begin

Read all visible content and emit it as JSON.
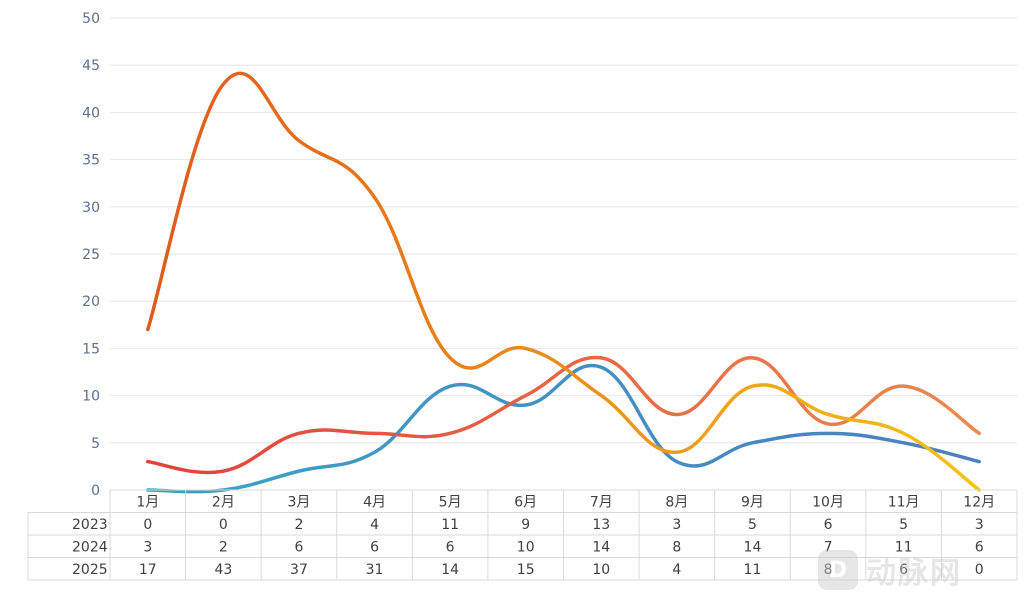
{
  "chart_data": {
    "type": "line",
    "categories": [
      "1月",
      "2月",
      "3月",
      "4月",
      "5月",
      "6月",
      "7月",
      "8月",
      "9月",
      "10月",
      "11月",
      "12月"
    ],
    "series": [
      {
        "name": "2023",
        "values": [
          0,
          0,
          2,
          4,
          11,
          9,
          13,
          3,
          5,
          6,
          5,
          3
        ],
        "color_start": "#3aa3c4",
        "color_end": "#4a7fc0"
      },
      {
        "name": "2024",
        "values": [
          3,
          2,
          6,
          6,
          6,
          10,
          14,
          8,
          14,
          7,
          11,
          6
        ],
        "color_start": "#e0433a",
        "color_end": "#ea8a4e"
      },
      {
        "name": "2025",
        "values": [
          17,
          43,
          37,
          31,
          14,
          15,
          10,
          4,
          11,
          8,
          6,
          0
        ],
        "color_start": "#e05a1c",
        "color_end": "#f3c21a"
      }
    ],
    "ylim": [
      0,
      50
    ],
    "yticks": [
      0,
      5,
      10,
      15,
      20,
      25,
      30,
      35,
      40,
      45,
      50
    ],
    "grid": true,
    "legend": "data-table-below"
  },
  "watermark": {
    "logo": "D",
    "text": "动脉网"
  }
}
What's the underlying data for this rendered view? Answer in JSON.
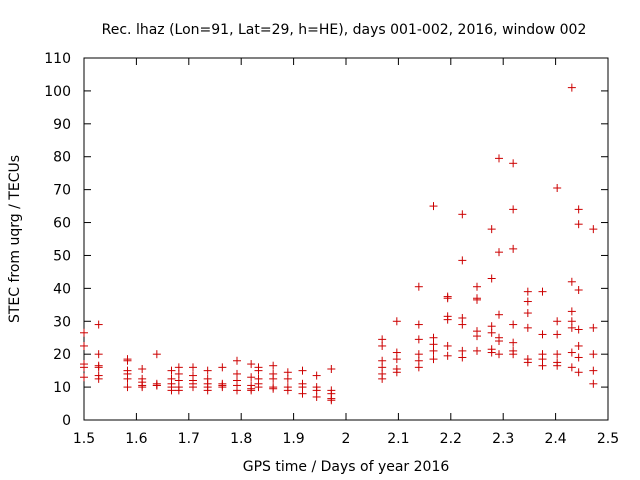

end

WRITTEN INSTRUCTION ▸
Pictures in the records above are not copied; print everything else exactly.

COMPLETED TASK ▸
Read all visible content and emit it as JSON.
{
  "chart_data": {
    "type": "line",
    "categories": [
      "1月",
      "2月",
      "3月",
      "4月",
      "5月",
      "6月",
      "7月",
      "8月",
      "9月",
      "10月",
      "11月",
      "12月"
    ],
    "series": [
      {
        "name": "2023",
        "values": [
          0,
          0,
          2,
          4,
          11,
          9,
          13,
          3,
          5,
          6,
          5,
          3
        ],
        "color_start": "#3aa3c4",
        "color_end": "#4a7fc0"
      },
      {
        "name": "2024",
        "values": [
          3,
          2,
          6,
          6,
          6,
          10,
          14,
          8,
          14,
          7,
          11,
          6
        ],
        "color_start": "#e0433a",
        "color_end": "#ea8a4e"
      },
      {
        "name": "2025",
        "values": [
          17,
          43,
          37,
          31,
          14,
          15,
          10,
          4,
          11,
          8,
          6,
          0
        ],
        "color_start": "#e05a1c",
        "color_end": "#f3c21a"
      }
    ],
    "ylim": [
      0,
      50
    ],
    "yticks": [
      0,
      5,
      10,
      15,
      20,
      25,
      30,
      35,
      40,
      45,
      50
    ],
    "grid": true,
    "legend": "data-table-below"
  },
  "watermark": {
    "logo": "D",
    "text": "动脉网"
  }
}
What's the underlying data for this rendered view? Answer in JSON.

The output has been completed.